Go through the data below and copy it exactly, skipping every picture.

***

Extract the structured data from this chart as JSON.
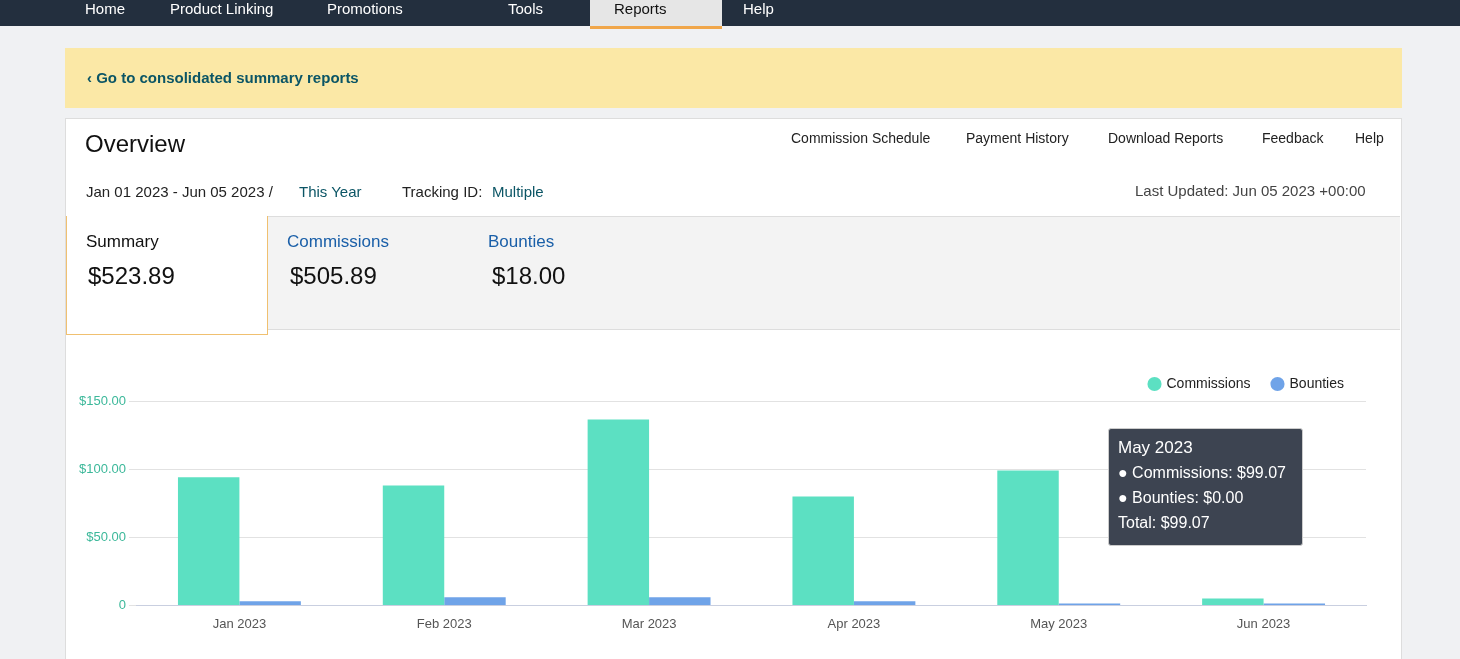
{
  "chart_data": {
    "type": "bar",
    "title": "Overview",
    "categories": [
      "Jan 2023",
      "Feb 2023",
      "Mar 2023",
      "Apr 2023",
      "May 2023",
      "Jun 2023"
    ],
    "series": [
      {
        "name": "Commissions",
        "color": "#5ce0c2",
        "values": [
          94,
          88,
          136.5,
          80,
          99.07,
          5
        ]
      },
      {
        "name": "Bounties",
        "color": "#6fa3e8",
        "values": [
          3,
          6,
          6,
          3,
          0,
          0
        ]
      }
    ],
    "ylim": [
      0,
      150
    ],
    "yticks": [
      0,
      {
        "value": 50,
        "label": "$50.00"
      },
      {
        "value": 100,
        "label": "$100.00"
      },
      {
        "value": 150,
        "label": "$150.00"
      }
    ],
    "grid": "y",
    "legend": "top right",
    "annotations": [
      "Home",
      "Product Linking",
      "Promotions",
      "Tools",
      "Reports",
      "Help",
      "‹ Go to consolidated summary reports",
      "Commission Schedule",
      "Payment History",
      "Download Reports",
      "Feedback",
      "Help",
      "Jan 01 2023 - Jun 05 2023 /",
      "This Year",
      "Tracking ID:",
      "Multiple",
      "Last Updated: Jun 05 2023 +00:00",
      "Summary",
      "$523.89",
      "Commissions",
      "$505.89",
      "Bounties",
      "$18.00",
      "May 2023",
      "● Commissions: $99.07",
      "● Bounties: $0.00",
      "Total: $99.07"
    ]
  }
}
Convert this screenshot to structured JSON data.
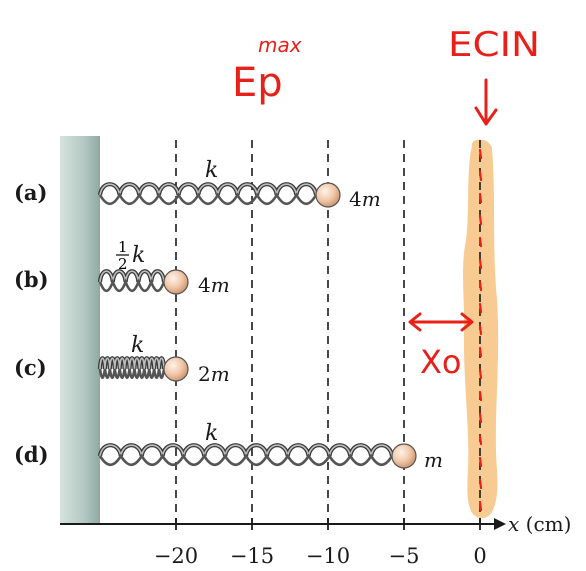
{
  "axis": {
    "label_var": "x",
    "label_unit": " (cm)",
    "ticks": [
      "−20",
      "−15",
      "−10",
      "−5",
      "0"
    ],
    "tick_values": [
      -20,
      -15,
      -10,
      -5,
      0
    ]
  },
  "rows": [
    {
      "label": "(a)",
      "spring": "k",
      "mass": "4",
      "mass_unit": "m",
      "position": -10,
      "coils": 11
    },
    {
      "label": "(b)",
      "spring_frac_num": "1",
      "spring_frac_den": "2",
      "spring": "k",
      "mass": "4",
      "mass_unit": "m",
      "position": -20,
      "coils": 5
    },
    {
      "label": "(c)",
      "spring": "k",
      "mass": "2",
      "mass_unit": "m",
      "position": -20,
      "coils": 13
    },
    {
      "label": "(d)",
      "spring": "k",
      "mass": "",
      "mass_unit": "m",
      "position": -5,
      "coils": 14
    }
  ],
  "annotations": {
    "ep_max_super": "max",
    "ep_label": "Ep",
    "ekin_label": "ECIN",
    "x0_label": "Xo"
  },
  "colors": {
    "ink": "#e8201a",
    "highlight": "#f6c27f",
    "wall": "#a9c1bb",
    "mass_fill": "#efc3a3"
  }
}
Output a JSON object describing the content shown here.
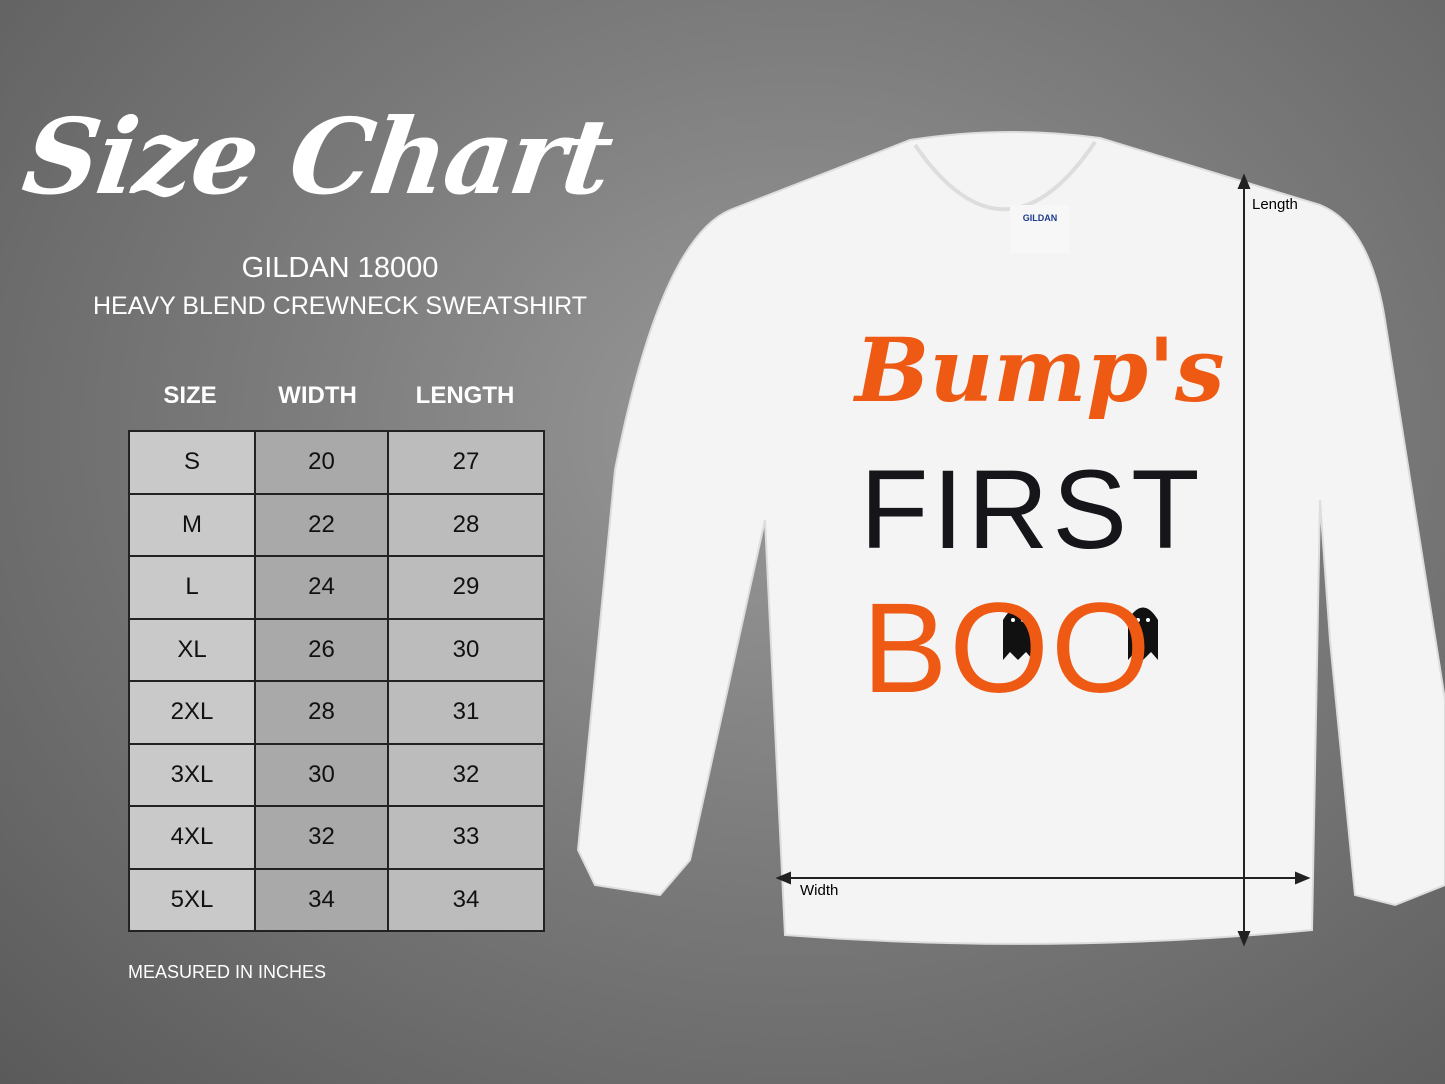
{
  "header": {
    "title": "Size Chart",
    "model": "GILDAN 18000",
    "description": "HEAVY BLEND CREWNECK SWEATSHIRT"
  },
  "table": {
    "columns": [
      "SIZE",
      "WIDTH",
      "LENGTH"
    ],
    "rows": [
      [
        "S",
        "20",
        "27"
      ],
      [
        "M",
        "22",
        "28"
      ],
      [
        "L",
        "24",
        "29"
      ],
      [
        "XL",
        "26",
        "30"
      ],
      [
        "2XL",
        "28",
        "31"
      ],
      [
        "3XL",
        "30",
        "32"
      ],
      [
        "4XL",
        "32",
        "33"
      ],
      [
        "5XL",
        "34",
        "34"
      ]
    ],
    "note": "MEASURED IN INCHES"
  },
  "shirt": {
    "tag_brand": "GILDAN",
    "design_line1": "Bump's",
    "design_line2": "FIRST",
    "design_line3": "BOO",
    "length_label": "Length",
    "width_label": "Width",
    "colors": {
      "orange": "#ee5a14",
      "black": "#15151a",
      "shirt": "#f4f4f4"
    }
  }
}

***

# FULL SOLUTION
Extract the structured data from this chart as JSON.
{
  "chart_data": {
    "type": "bar",
    "title": "Overview",
    "categories": [
      "Jan 2023",
      "Feb 2023",
      "Mar 2023",
      "Apr 2023",
      "May 2023",
      "Jun 2023"
    ],
    "series": [
      {
        "name": "Commissions",
        "color": "#5ce0c2",
        "values": [
          94,
          88,
          136.5,
          80,
          99.07,
          5
        ]
      },
      {
        "name": "Bounties",
        "color": "#6fa3e8",
        "values": [
          3,
          6,
          6,
          3,
          0,
          0
        ]
      }
    ],
    "ylim": [
      0,
      150
    ],
    "yticks": [
      0,
      {
        "value": 50,
        "label": "$50.00"
      },
      {
        "value": 100,
        "label": "$100.00"
      },
      {
        "value": 150,
        "label": "$150.00"
      }
    ],
    "grid": "y",
    "legend": "top right",
    "annotations": [
      "Home",
      "Product Linking",
      "Promotions",
      "Tools",
      "Reports",
      "Help",
      "‹ Go to consolidated summary reports",
      "Commission Schedule",
      "Payment History",
      "Download Reports",
      "Feedback",
      "Help",
      "Jan 01 2023 - Jun 05 2023 /",
      "This Year",
      "Tracking ID:",
      "Multiple",
      "Last Updated: Jun 05 2023 +00:00",
      "Summary",
      "$523.89",
      "Commissions",
      "$505.89",
      "Bounties",
      "$18.00",
      "May 2023",
      "● Commissions: $99.07",
      "● Bounties: $0.00",
      "Total: $99.07"
    ]
  }
}
Convert this screenshot to structured JSON data.
{
  "axis": {
    "label_var": "x",
    "label_unit": " (cm)",
    "ticks": [
      "−20",
      "−15",
      "−10",
      "−5",
      "0"
    ],
    "tick_values": [
      -20,
      -15,
      -10,
      -5,
      0
    ]
  },
  "rows": [
    {
      "label": "(a)",
      "spring": "k",
      "mass": "4",
      "mass_unit": "m",
      "position": -10,
      "coils": 11
    },
    {
      "label": "(b)",
      "spring_frac_num": "1",
      "spring_frac_den": "2",
      "spring": "k",
      "mass": "4",
      "mass_unit": "m",
      "position": -20,
      "coils": 5
    },
    {
      "label": "(c)",
      "spring": "k",
      "mass": "2",
      "mass_unit": "m",
      "position": -20,
      "coils": 13
    },
    {
      "label": "(d)",
      "spring": "k",
      "mass": "",
      "mass_unit": "m",
      "position": -5,
      "coils": 14
    }
  ],
  "annotations": {
    "ep_max_super": "max",
    "ep_label": "Ep",
    "ekin_label": "ECIN",
    "x0_label": "Xo"
  },
  "colors": {
    "ink": "#e8201a",
    "highlight": "#f6c27f",
    "wall": "#a9c1bb",
    "mass_fill": "#efc3a3"
  }
}
Output a JSON object describing the content shown here.
{
  "header": {
    "title": "Size Chart",
    "model": "GILDAN 18000",
    "description": "HEAVY BLEND CREWNECK SWEATSHIRT"
  },
  "table": {
    "columns": [
      "SIZE",
      "WIDTH",
      "LENGTH"
    ],
    "rows": [
      [
        "S",
        "20",
        "27"
      ],
      [
        "M",
        "22",
        "28"
      ],
      [
        "L",
        "24",
        "29"
      ],
      [
        "XL",
        "26",
        "30"
      ],
      [
        "2XL",
        "28",
        "31"
      ],
      [
        "3XL",
        "30",
        "32"
      ],
      [
        "4XL",
        "32",
        "33"
      ],
      [
        "5XL",
        "34",
        "34"
      ]
    ],
    "note": "MEASURED IN INCHES"
  },
  "shirt": {
    "tag_brand": "GILDAN",
    "design_line1": "Bump's",
    "design_line2": "FIRST",
    "design_line3": "BOO",
    "length_label": "Length",
    "width_label": "Width",
    "colors": {
      "orange": "#ee5a14",
      "black": "#15151a",
      "shirt": "#f4f4f4"
    }
  }
}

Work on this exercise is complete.